From the listing below, pull each line that includes "codes".

--- BEGIN Material to process ---

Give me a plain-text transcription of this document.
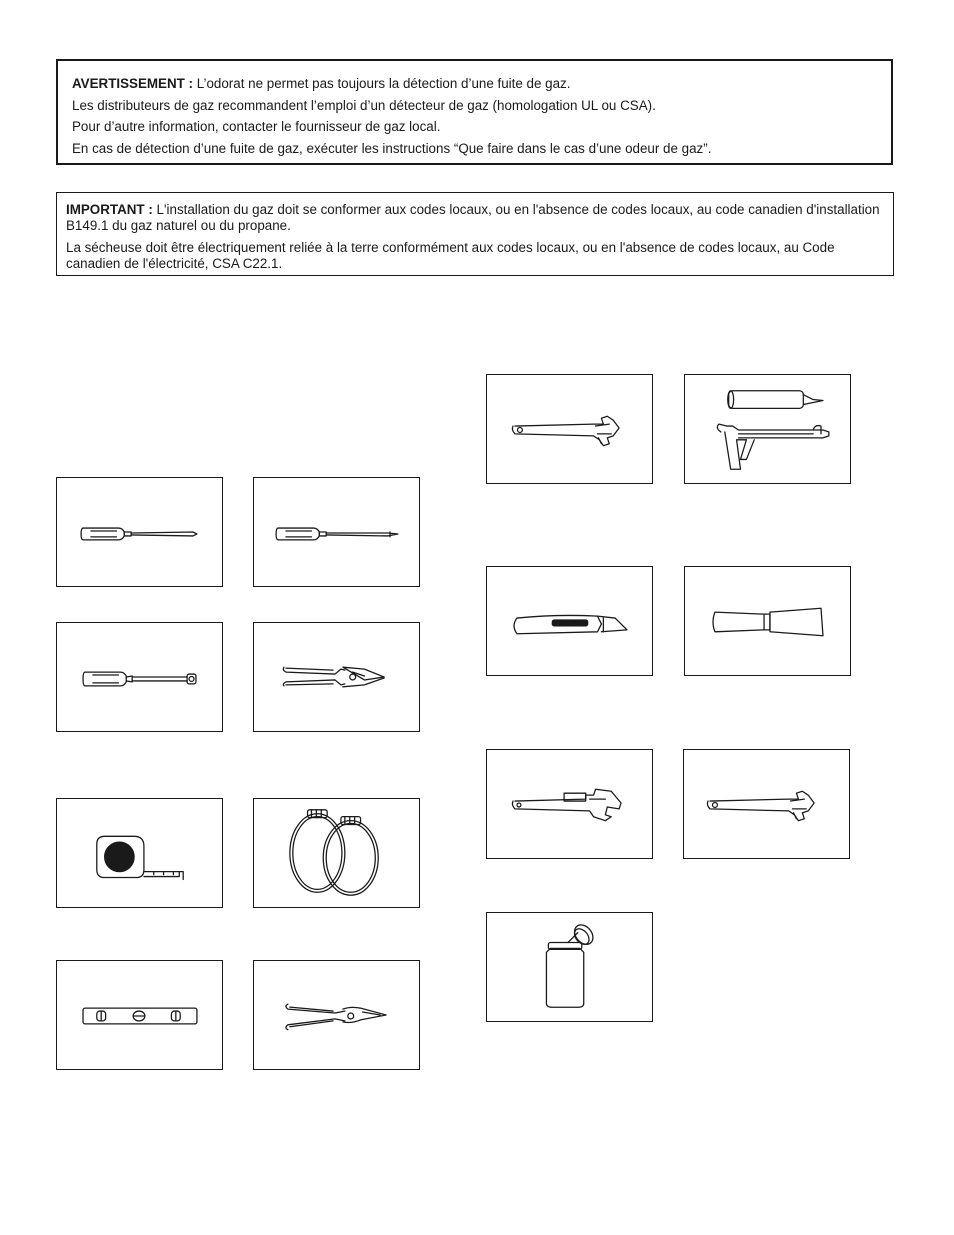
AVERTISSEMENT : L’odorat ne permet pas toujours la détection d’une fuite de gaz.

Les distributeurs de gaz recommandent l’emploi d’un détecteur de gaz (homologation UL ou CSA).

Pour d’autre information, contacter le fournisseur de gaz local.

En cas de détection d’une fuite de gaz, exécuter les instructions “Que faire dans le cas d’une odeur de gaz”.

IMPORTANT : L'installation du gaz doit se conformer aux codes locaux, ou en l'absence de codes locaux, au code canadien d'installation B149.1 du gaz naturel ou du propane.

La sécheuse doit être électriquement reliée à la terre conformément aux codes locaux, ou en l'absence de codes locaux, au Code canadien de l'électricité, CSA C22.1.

--- END Material to process ---

Response below:
IMPORTANT : L'installation du gaz doit se conformer aux codes locaux, ou en l'absence de codes locaux, au code canadien d'installation B149.1 du gaz naturel ou du propane.
La sécheuse doit être électriquement reliée à la terre conformément aux codes locaux, ou en l'absence de codes locaux, au Code canadien de l'électricité, CSA C22.1.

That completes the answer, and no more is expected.